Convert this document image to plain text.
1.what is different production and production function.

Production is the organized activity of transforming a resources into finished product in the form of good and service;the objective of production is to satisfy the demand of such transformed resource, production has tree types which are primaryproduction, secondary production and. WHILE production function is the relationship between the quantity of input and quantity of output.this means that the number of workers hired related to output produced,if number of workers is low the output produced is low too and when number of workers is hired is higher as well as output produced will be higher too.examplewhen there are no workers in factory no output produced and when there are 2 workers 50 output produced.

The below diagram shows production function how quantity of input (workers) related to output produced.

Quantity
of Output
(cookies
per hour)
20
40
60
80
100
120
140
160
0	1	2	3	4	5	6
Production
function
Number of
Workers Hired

» Given exercise
Write the material out exactly, with nothing left out.

» Response
Convert this document image to plain text.
1.what is different production and production function.

Production is the organized activity of transforming a resources into finished product in the form of good and service;the objective of production is to satisfy the demand of such transformed resource, production has tree types which are primaryproduction, secondary production and. WHILE production function is the relationship between the quantity of input and quantity of output.this means that the number of workers hired related to output produced,if number of workers is low the output produced is low too and when number of workers is hired is higher as well as output produced will be higher too.examplewhen there are no workers in factory no output produced and when there are 2 workers 50 output produced.

The below diagram shows production function how quantity of input (workers) related to output produced.

Quantity
of Output
(cookies
per hour)
20
40
60
80
100
120
140
160
0	1	2	3	4	5	6
Production
function
Number of
Workers Hired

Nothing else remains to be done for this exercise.